MATERIAL FOR THE TASK |
## BEGIN

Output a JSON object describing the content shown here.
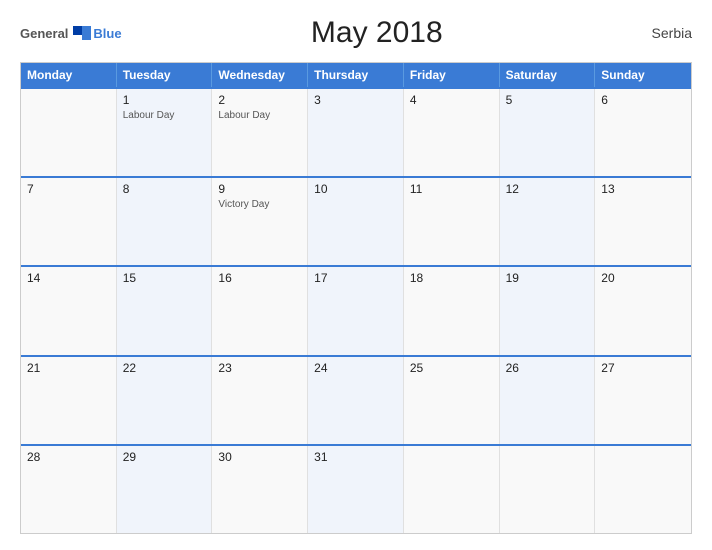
{
  "header": {
    "logo_general": "General",
    "logo_blue": "Blue",
    "title": "May 2018",
    "country": "Serbia"
  },
  "calendar": {
    "days_of_week": [
      "Monday",
      "Tuesday",
      "Wednesday",
      "Thursday",
      "Friday",
      "Saturday",
      "Sunday"
    ],
    "weeks": [
      [
        {
          "day": "",
          "holiday": ""
        },
        {
          "day": "1",
          "holiday": "Labour Day"
        },
        {
          "day": "2",
          "holiday": "Labour Day"
        },
        {
          "day": "3",
          "holiday": ""
        },
        {
          "day": "4",
          "holiday": ""
        },
        {
          "day": "5",
          "holiday": ""
        },
        {
          "day": "6",
          "holiday": ""
        }
      ],
      [
        {
          "day": "7",
          "holiday": ""
        },
        {
          "day": "8",
          "holiday": ""
        },
        {
          "day": "9",
          "holiday": "Victory Day"
        },
        {
          "day": "10",
          "holiday": ""
        },
        {
          "day": "11",
          "holiday": ""
        },
        {
          "day": "12",
          "holiday": ""
        },
        {
          "day": "13",
          "holiday": ""
        }
      ],
      [
        {
          "day": "14",
          "holiday": ""
        },
        {
          "day": "15",
          "holiday": ""
        },
        {
          "day": "16",
          "holiday": ""
        },
        {
          "day": "17",
          "holiday": ""
        },
        {
          "day": "18",
          "holiday": ""
        },
        {
          "day": "19",
          "holiday": ""
        },
        {
          "day": "20",
          "holiday": ""
        }
      ],
      [
        {
          "day": "21",
          "holiday": ""
        },
        {
          "day": "22",
          "holiday": ""
        },
        {
          "day": "23",
          "holiday": ""
        },
        {
          "day": "24",
          "holiday": ""
        },
        {
          "day": "25",
          "holiday": ""
        },
        {
          "day": "26",
          "holiday": ""
        },
        {
          "day": "27",
          "holiday": ""
        }
      ],
      [
        {
          "day": "28",
          "holiday": ""
        },
        {
          "day": "29",
          "holiday": ""
        },
        {
          "day": "30",
          "holiday": ""
        },
        {
          "day": "31",
          "holiday": ""
        },
        {
          "day": "",
          "holiday": ""
        },
        {
          "day": "",
          "holiday": ""
        },
        {
          "day": "",
          "holiday": ""
        }
      ]
    ]
  }
}
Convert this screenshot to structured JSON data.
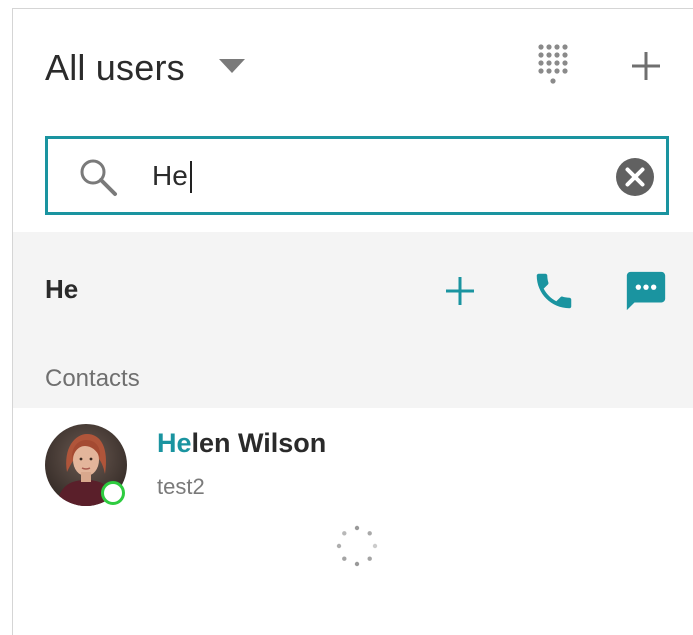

## END

Identify and copy lines that hold the string "JSON".

Output a JSON object describing the content shown here.
Convert this screenshot to structured JSON data.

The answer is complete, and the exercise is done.